WHAT IS NEEDED | Select every line in the rows below that contains the string "多渠道收集用户反馈" and copy each one.

>> Start DATASET RECORDS

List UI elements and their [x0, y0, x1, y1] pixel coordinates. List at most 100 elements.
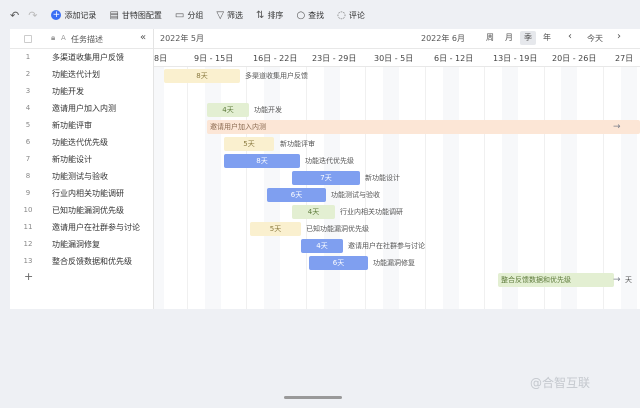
gantt-bar[interactable]: 6天 [309, 256, 368, 270]
gantt-bar-caption: 功能测试与验收 [331, 191, 380, 199]
table-row[interactable]: 9 行业内相关功能调研 [10, 185, 153, 202]
week-label: 9日 - 15日 [194, 54, 234, 63]
gantt-bar[interactable]: 5天 [224, 137, 274, 151]
comment-icon: ◌ [337, 9, 346, 21]
row-number: 5 [25, 121, 31, 129]
row-number: 3 [25, 87, 31, 95]
group-button[interactable]: ▭ 分组 [175, 10, 203, 21]
gantt-bar-caption: 天 [625, 276, 632, 284]
gantt-bar-caption: 功能开发 [254, 106, 282, 114]
table-row[interactable]: 6 功能迭代优先级 [10, 134, 153, 151]
undo-icon[interactable]: ↶ [10, 9, 19, 22]
view-year-button[interactable]: 年 [539, 31, 555, 45]
chevron-right-icon[interactable]: › [617, 31, 621, 42]
task-name[interactable]: 功能迭代计划 [52, 69, 100, 80]
task-name[interactable]: 行业内相关功能调研 [52, 188, 124, 199]
grid-line [484, 67, 485, 309]
row-number: 12 [23, 240, 33, 248]
table-row[interactable]: 7 新功能设计 [10, 151, 153, 168]
sort-label: 排序 [267, 10, 284, 20]
view-month-button[interactable]: 月 [501, 31, 517, 45]
timeline-header: 2022年 5月 2022年 6月 周 月 季 年 ‹ 今天 › [154, 29, 640, 49]
field-type-icon: A [61, 34, 66, 42]
task-name[interactable]: 新功能设计 [52, 154, 92, 165]
week-label: 8日 [154, 54, 168, 63]
arrow-right-icon[interactable]: → [613, 120, 621, 134]
view-week-button[interactable]: 周 [482, 31, 498, 45]
gantt-settings-button[interactable]: ▤ 甘特图配置 [109, 10, 161, 21]
task-name[interactable]: 邀请用户加入内测 [52, 103, 116, 114]
arrow-right-icon[interactable]: → [613, 273, 621, 287]
weekend-column [154, 67, 164, 309]
gantt-bar[interactable]: 8天 [224, 154, 300, 168]
view-quarter-button[interactable]: 季 [520, 31, 536, 45]
gantt-bar[interactable]: 4天 [207, 103, 249, 117]
gantt-bar[interactable]: 7天 [292, 171, 360, 185]
table-row[interactable]: 5 新功能评审 [10, 117, 153, 134]
task-name[interactable]: 功能漏洞修复 [52, 239, 100, 250]
table-row[interactable]: 4 邀请用户加入内测 [10, 100, 153, 117]
gantt-bar[interactable]: 4天 [292, 205, 335, 219]
table-row[interactable]: 2 功能迭代计划 [10, 66, 153, 83]
row-number: 13 [23, 257, 33, 265]
filter-button[interactable]: ▽ 筛选 [216, 10, 243, 21]
gantt-bar[interactable]: 6天 [267, 188, 326, 202]
plus-circle-icon: + [51, 10, 62, 20]
gantt-bar[interactable]: 5天 [250, 222, 301, 236]
gantt-timeline: 2022年 5月 2022年 6月 周 月 季 年 ‹ 今天 › 8日 9日 -… [154, 29, 640, 309]
task-column-header[interactable]: 任务描述 [71, 34, 103, 45]
row-number: 10 [23, 206, 33, 214]
gantt-bar[interactable]: 邀请用户加入内测 [207, 120, 640, 134]
gantt-bar-caption: 邀请用户在社群参与讨论 [348, 242, 425, 250]
gantt-bar-caption: 新功能设计 [365, 174, 400, 182]
row-number: 9 [25, 189, 31, 197]
task-name[interactable]: 功能测试与验收 [52, 171, 108, 182]
week-scale: 8日 9日 - 15日 16日 - 22日 23日 - 29日 30日 - 5日… [154, 49, 640, 67]
task-name[interactable]: 已知功能漏洞优先级 [52, 205, 124, 216]
grid-line [187, 67, 188, 309]
sort-icon: ⇅ [256, 9, 265, 21]
week-label: 6日 - 12日 [434, 54, 474, 63]
collapse-grid-icon[interactable]: « [140, 32, 146, 43]
task-name[interactable]: 功能开发 [52, 86, 84, 97]
add-row-button[interactable]: + [24, 270, 33, 283]
table-row[interactable]: 8 功能测试与验收 [10, 168, 153, 185]
gantt-bar[interactable]: 4天 [301, 239, 343, 253]
today-button[interactable]: 今天 [587, 33, 603, 44]
search-button[interactable]: ○ 查找 [296, 10, 324, 21]
comment-label: 评论 [348, 10, 365, 20]
add-record-button[interactable]: + 添加记录 [51, 10, 96, 21]
redo-icon[interactable]: ↷ [28, 9, 37, 22]
chevron-left-icon[interactable]: ‹ [568, 31, 572, 42]
select-all-checkbox[interactable] [24, 35, 32, 43]
task-name[interactable]: 多渠道收集用户反馈 [52, 52, 124, 63]
table-row[interactable]: 11 邀请用户在社群参与讨论 [10, 219, 153, 236]
task-name[interactable]: 功能迭代优先级 [52, 137, 108, 148]
table-row[interactable]: 12 功能漏洞修复 [10, 236, 153, 253]
task-name[interactable]: 新功能评审 [52, 120, 92, 131]
comment-button[interactable]: ◌ 评论 [337, 10, 365, 21]
table-row[interactable]: 13 整合反馈数据和优先级 [10, 253, 153, 270]
sort-button[interactable]: ⇅ 排序 [256, 10, 283, 21]
week-label: 27日 [615, 54, 634, 63]
task-name[interactable]: 邀请用户在社群参与讨论 [52, 222, 140, 233]
table-row[interactable]: 10 已知功能漏洞优先级 [10, 202, 153, 219]
search-icon: ○ [296, 9, 306, 21]
gantt-bar-caption: 功能迭代优先级 [305, 157, 354, 165]
task-list: 1 多渠道收集用户反馈 2 功能迭代计划 3 功能开发 4 邀请用户加入内测 5… [10, 49, 153, 309]
folder-icon: ▭ [174, 9, 185, 21]
gantt-panel: 🔒︎ A 任务描述 « 1 多渠道收集用户反馈 2 功能迭代计划 3 功能开发 … [10, 29, 640, 309]
gantt-bar-caption: 多渠道收集用户反馈 [245, 72, 308, 80]
table-row[interactable]: 1 多渠道收集用户反馈 [10, 49, 153, 66]
toolbar: ↶ ↷ + 添加记录 ▤ 甘特图配置 ▭ 分组 ▽ 筛选 ⇅ 排序 ○ 查找 ◌… [0, 0, 640, 30]
gantt-bar-caption: 行业内相关功能调研 [340, 208, 403, 216]
horizontal-scroll-handle[interactable] [284, 396, 342, 399]
gantt-bar[interactable]: 8天 [164, 69, 240, 83]
row-number: 6 [25, 138, 31, 146]
filter-label: 筛选 [227, 10, 244, 20]
gantt-bar-caption: 新功能评审 [280, 140, 315, 148]
search-label: 查找 [308, 10, 325, 20]
task-name[interactable]: 整合反馈数据和优先级 [52, 256, 132, 267]
table-row[interactable]: 3 功能开发 [10, 83, 153, 100]
gantt-bar[interactable]: 整合反馈数据和优先级 [498, 273, 614, 287]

>> End DATASET RECORDS

CORRECT RESULT |
task-name[interactable]: 多渠道收集用户反馈 [52, 52, 124, 63]
task-list: 1 多渠道收集用户反馈 2 功能迭代计划 3 功能开发 4 邀请用户加入内测 5… [10, 49, 153, 309]
gantt-panel: 🔒︎ A 任务描述 « 1 多渠道收集用户反馈 2 功能迭代计划 3 功能开发 … [10, 29, 640, 309]
gantt-bar-caption: 多渠道收集用户反馈 [245, 72, 308, 80]
table-row[interactable]: 1 多渠道收集用户反馈 [10, 49, 153, 66]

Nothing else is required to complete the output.